### Set exercise
Copy each line of the entries that contains the word "highland".

Records from a collection
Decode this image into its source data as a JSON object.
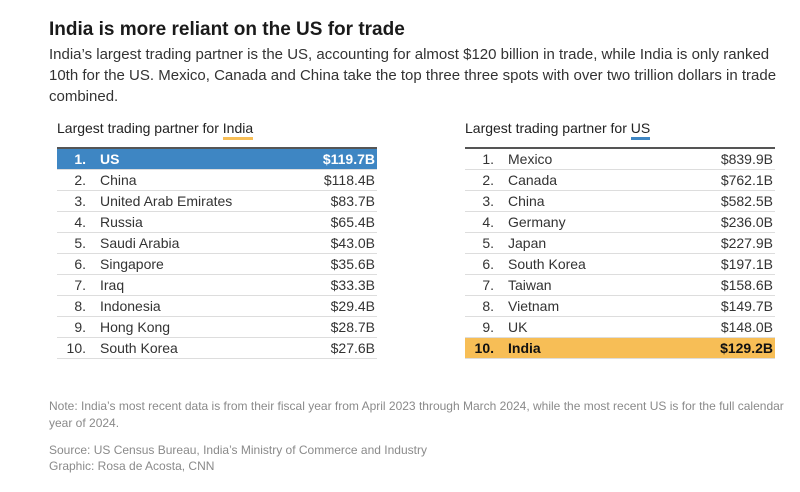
{
  "title": "India is more reliant on the US for trade",
  "subtitle": "India’s largest trading partner is the US, accounting for almost $120 billion in trade, while India is only ranked 10th for the US. Mexico, Canada and China take the top three three spots with over two trillion dollars in trade combined.",
  "colors": {
    "india_accent": "#f7be56",
    "us_accent": "#3e86c3"
  },
  "india_table": {
    "heading_prefix": "Largest trading partner for ",
    "heading_country": "India",
    "rows": [
      {
        "rank": "1.",
        "name": "US",
        "value": "$119.7B"
      },
      {
        "rank": "2.",
        "name": "China",
        "value": "$118.4B"
      },
      {
        "rank": "3.",
        "name": "United Arab Emirates",
        "value": "$83.7B"
      },
      {
        "rank": "4.",
        "name": "Russia",
        "value": "$65.4B"
      },
      {
        "rank": "5.",
        "name": "Saudi Arabia",
        "value": "$43.0B"
      },
      {
        "rank": "6.",
        "name": "Singapore",
        "value": "$35.6B"
      },
      {
        "rank": "7.",
        "name": "Iraq",
        "value": "$33.3B"
      },
      {
        "rank": "8.",
        "name": "Indonesia",
        "value": "$29.4B"
      },
      {
        "rank": "9.",
        "name": "Hong Kong",
        "value": "$28.7B"
      },
      {
        "rank": "10.",
        "name": "South Korea",
        "value": "$27.6B"
      }
    ]
  },
  "us_table": {
    "heading_prefix": "Largest trading partner for ",
    "heading_country": "US",
    "rows": [
      {
        "rank": "1.",
        "name": "Mexico",
        "value": "$839.9B"
      },
      {
        "rank": "2.",
        "name": "Canada",
        "value": "$762.1B"
      },
      {
        "rank": "3.",
        "name": "China",
        "value": "$582.5B"
      },
      {
        "rank": "4.",
        "name": "Germany",
        "value": "$236.0B"
      },
      {
        "rank": "5.",
        "name": "Japan",
        "value": "$227.9B"
      },
      {
        "rank": "6.",
        "name": "South Korea",
        "value": "$197.1B"
      },
      {
        "rank": "7.",
        "name": "Taiwan",
        "value": "$158.6B"
      },
      {
        "rank": "8.",
        "name": "Vietnam",
        "value": "$149.7B"
      },
      {
        "rank": "9.",
        "name": "UK",
        "value": "$148.0B"
      },
      {
        "rank": "10.",
        "name": "India",
        "value": "$129.2B"
      }
    ]
  },
  "note": "Note: India’s most recent data is from their fiscal year from April 2023 through March 2024, while the most recent US is for the full calendar year of 2024.",
  "source": "Source: US Census Bureau, India’s Ministry of Commerce and Industry",
  "credit": "Graphic: Rosa de Acosta, CNN"
}
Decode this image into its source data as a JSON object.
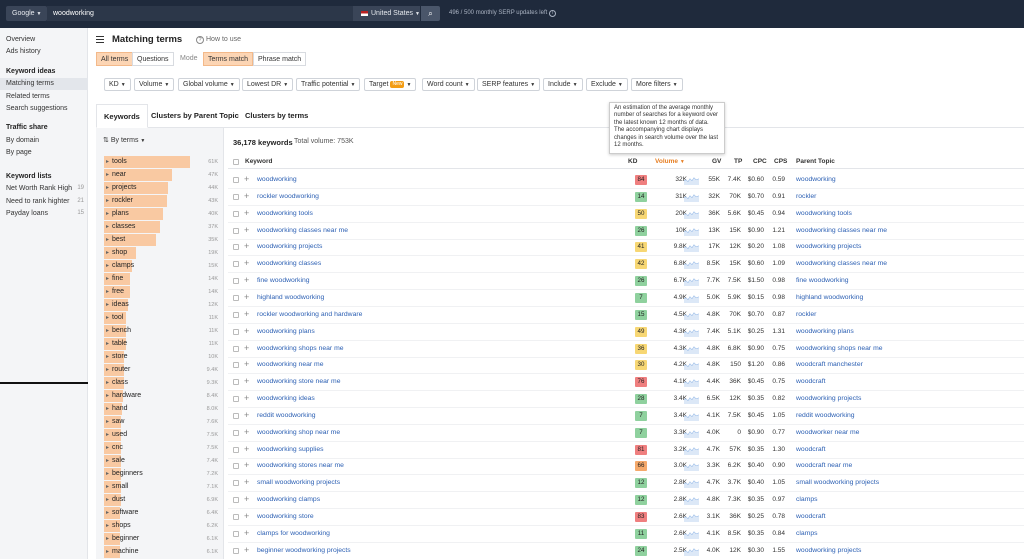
{
  "topbar": {
    "engine": "Google",
    "query": "woodworking",
    "country": "United States",
    "serp_updates": "496  /  500  monthly SERP updates left"
  },
  "sidebar": {
    "top_items": [
      "Overview",
      "Ads history"
    ],
    "sections": [
      {
        "title": "Keyword ideas",
        "items": [
          "Matching terms",
          "Related terms",
          "Search suggestions"
        ],
        "active": 0
      },
      {
        "title": "Traffic share",
        "items": [
          "By domain",
          "By page"
        ]
      },
      {
        "title": "Keyword lists",
        "items": [
          {
            "label": "Net Worth Rank High",
            "count": "19"
          },
          {
            "label": "Need to rank highter",
            "count": "21"
          },
          {
            "label": "Payday loans",
            "count": "15"
          }
        ]
      }
    ]
  },
  "header": {
    "title": "Matching terms",
    "how_to": "How to use",
    "seg1": [
      "All terms",
      "Questions"
    ],
    "mode_label": "Mode",
    "seg2": [
      "Terms match",
      "Phrase match"
    ]
  },
  "filters": [
    "KD",
    "Volume",
    "Global volume",
    "Lowest DR",
    "Traffic potential",
    "Target",
    "Word count",
    "SERP features",
    "Include",
    "Exclude",
    "More filters"
  ],
  "target_badge": "New",
  "tabs": [
    "Keywords",
    "Clusters by Parent Topic",
    "Clusters by terms"
  ],
  "tooltip": "An estimation of the average monthly number of searches for a keyword over the latest known 12 months of data. The accompanying chart displays changes in search volume over the last 12 months.",
  "terms_panel": {
    "label": "By terms",
    "terms": [
      {
        "term": "tools",
        "count": "61K",
        "frac": 1.0
      },
      {
        "term": "near",
        "count": "47K",
        "frac": 0.77
      },
      {
        "term": "projects",
        "count": "44K",
        "frac": 0.72
      },
      {
        "term": "rockler",
        "count": "43K",
        "frac": 0.7
      },
      {
        "term": "plans",
        "count": "40K",
        "frac": 0.66
      },
      {
        "term": "classes",
        "count": "37K",
        "frac": 0.61
      },
      {
        "term": "best",
        "count": "35K",
        "frac": 0.57
      },
      {
        "term": "shop",
        "count": "19K",
        "frac": 0.31
      },
      {
        "term": "clamps",
        "count": "15K",
        "frac": 0.25
      },
      {
        "term": "fine",
        "count": "14K",
        "frac": 0.23
      },
      {
        "term": "free",
        "count": "14K",
        "frac": 0.23
      },
      {
        "term": "ideas",
        "count": "12K",
        "frac": 0.2
      },
      {
        "term": "tool",
        "count": "11K",
        "frac": 0.18
      },
      {
        "term": "bench",
        "count": "11K",
        "frac": 0.18
      },
      {
        "term": "table",
        "count": "11K",
        "frac": 0.18
      },
      {
        "term": "store",
        "count": "10K",
        "frac": 0.16
      },
      {
        "term": "router",
        "count": "9.4K",
        "frac": 0.15
      },
      {
        "term": "class",
        "count": "9.3K",
        "frac": 0.15
      },
      {
        "term": "hardware",
        "count": "8.4K",
        "frac": 0.14
      },
      {
        "term": "hand",
        "count": "8.0K",
        "frac": 0.13
      },
      {
        "term": "saw",
        "count": "7.6K",
        "frac": 0.12
      },
      {
        "term": "used",
        "count": "7.5K",
        "frac": 0.12
      },
      {
        "term": "cnc",
        "count": "7.5K",
        "frac": 0.12
      },
      {
        "term": "sale",
        "count": "7.4K",
        "frac": 0.12
      },
      {
        "term": "beginners",
        "count": "7.2K",
        "frac": 0.12
      },
      {
        "term": "small",
        "count": "7.1K",
        "frac": 0.12
      },
      {
        "term": "dust",
        "count": "6.9K",
        "frac": 0.11
      },
      {
        "term": "software",
        "count": "6.4K",
        "frac": 0.1
      },
      {
        "term": "shops",
        "count": "6.2K",
        "frac": 0.1
      },
      {
        "term": "beginner",
        "count": "6.1K",
        "frac": 0.1
      },
      {
        "term": "machine",
        "count": "6.1K",
        "frac": 0.1
      }
    ]
  },
  "table": {
    "keyword_count": "36,178 keywords",
    "total_volume": "Total volume: 753K",
    "columns": [
      "Keyword",
      "KD",
      "Volume",
      "GV",
      "TP",
      "CPC",
      "CPS",
      "Parent Topic"
    ],
    "rows": [
      {
        "kw": "woodworking",
        "kd": "84",
        "vol": "32K",
        "gv": "55K",
        "tp": "7.4K",
        "cpc": "$0.60",
        "cps": "0.59",
        "parent": "woodworking"
      },
      {
        "kw": "rockler woodworking",
        "kd": "14",
        "vol": "31K",
        "gv": "32K",
        "tp": "70K",
        "cpc": "$0.70",
        "cps": "0.91",
        "parent": "rockler"
      },
      {
        "kw": "woodworking tools",
        "kd": "50",
        "vol": "20K",
        "gv": "36K",
        "tp": "5.6K",
        "cpc": "$0.45",
        "cps": "0.94",
        "parent": "woodworking tools"
      },
      {
        "kw": "woodworking classes near me",
        "kd": "26",
        "vol": "10K",
        "gv": "13K",
        "tp": "15K",
        "cpc": "$0.90",
        "cps": "1.21",
        "parent": "woodworking classes near me"
      },
      {
        "kw": "woodworking projects",
        "kd": "41",
        "vol": "9.8K",
        "gv": "17K",
        "tp": "12K",
        "cpc": "$0.20",
        "cps": "1.08",
        "parent": "woodworking projects"
      },
      {
        "kw": "woodworking classes",
        "kd": "42",
        "vol": "6.8K",
        "gv": "8.5K",
        "tp": "15K",
        "cpc": "$0.60",
        "cps": "1.09",
        "parent": "woodworking classes near me"
      },
      {
        "kw": "fine woodworking",
        "kd": "26",
        "vol": "6.7K",
        "gv": "7.7K",
        "tp": "7.5K",
        "cpc": "$1.50",
        "cps": "0.98",
        "parent": "fine woodworking"
      },
      {
        "kw": "highland woodworking",
        "kd": "7",
        "vol": "4.9K",
        "gv": "5.0K",
        "tp": "5.9K",
        "cpc": "$0.15",
        "cps": "0.98",
        "parent": "highland woodworking"
      },
      {
        "kw": "rockler woodworking and hardware",
        "kd": "15",
        "vol": "4.5K",
        "gv": "4.8K",
        "tp": "70K",
        "cpc": "$0.70",
        "cps": "0.87",
        "parent": "rockler"
      },
      {
        "kw": "woodworking plans",
        "kd": "49",
        "vol": "4.3K",
        "gv": "7.4K",
        "tp": "5.1K",
        "cpc": "$0.25",
        "cps": "1.31",
        "parent": "woodworking plans"
      },
      {
        "kw": "woodworking shops near me",
        "kd": "36",
        "vol": "4.3K",
        "gv": "4.8K",
        "tp": "6.8K",
        "cpc": "$0.90",
        "cps": "0.75",
        "parent": "woodworking shops near me"
      },
      {
        "kw": "woodworking near me",
        "kd": "30",
        "vol": "4.2K",
        "gv": "4.8K",
        "tp": "150",
        "cpc": "$1.20",
        "cps": "0.86",
        "parent": "woodcraft manchester"
      },
      {
        "kw": "woodworking store near me",
        "kd": "76",
        "vol": "4.1K",
        "gv": "4.4K",
        "tp": "36K",
        "cpc": "$0.45",
        "cps": "0.75",
        "parent": "woodcraft"
      },
      {
        "kw": "woodworking ideas",
        "kd": "28",
        "vol": "3.4K",
        "gv": "6.5K",
        "tp": "12K",
        "cpc": "$0.35",
        "cps": "0.82",
        "parent": "woodworking projects"
      },
      {
        "kw": "reddit woodworking",
        "kd": "7",
        "vol": "3.4K",
        "gv": "4.1K",
        "tp": "7.5K",
        "cpc": "$0.45",
        "cps": "1.05",
        "parent": "reddit woodworking"
      },
      {
        "kw": "woodworking shop near me",
        "kd": "7",
        "vol": "3.3K",
        "gv": "4.0K",
        "tp": "0",
        "cpc": "$0.90",
        "cps": "0.77",
        "parent": "woodworker near me"
      },
      {
        "kw": "woodworking supplies",
        "kd": "81",
        "vol": "3.2K",
        "gv": "4.7K",
        "tp": "57K",
        "cpc": "$0.35",
        "cps": "1.30",
        "parent": "woodcraft"
      },
      {
        "kw": "woodworking stores near me",
        "kd": "66",
        "vol": "3.0K",
        "gv": "3.3K",
        "tp": "6.2K",
        "cpc": "$0.40",
        "cps": "0.90",
        "parent": "woodcraft near me"
      },
      {
        "kw": "small woodworking projects",
        "kd": "12",
        "vol": "2.8K",
        "gv": "4.7K",
        "tp": "3.7K",
        "cpc": "$0.40",
        "cps": "1.05",
        "parent": "small woodworking projects"
      },
      {
        "kw": "woodworking clamps",
        "kd": "12",
        "vol": "2.8K",
        "gv": "4.8K",
        "tp": "7.3K",
        "cpc": "$0.35",
        "cps": "0.97",
        "parent": "clamps"
      },
      {
        "kw": "woodworking store",
        "kd": "83",
        "vol": "2.6K",
        "gv": "3.1K",
        "tp": "36K",
        "cpc": "$0.25",
        "cps": "0.78",
        "parent": "woodcraft"
      },
      {
        "kw": "clamps for woodworking",
        "kd": "11",
        "vol": "2.6K",
        "gv": "4.1K",
        "tp": "8.5K",
        "cpc": "$0.35",
        "cps": "0.84",
        "parent": "clamps"
      },
      {
        "kw": "beginner woodworking projects",
        "kd": "24",
        "vol": "2.5K",
        "gv": "4.0K",
        "tp": "12K",
        "cpc": "$0.30",
        "cps": "1.55",
        "parent": "woodworking projects"
      }
    ]
  },
  "colors": {
    "kd_green": "#8fd19e",
    "kd_yellow": "#f7d774",
    "kd_orange": "#f5a96b",
    "kd_red": "#ef7f7f",
    "accent": "#f39c12",
    "link": "#2b5fb3"
  }
}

### Complete answer
        "kw": "highland woodworking",
        "parent": "highland woodworking"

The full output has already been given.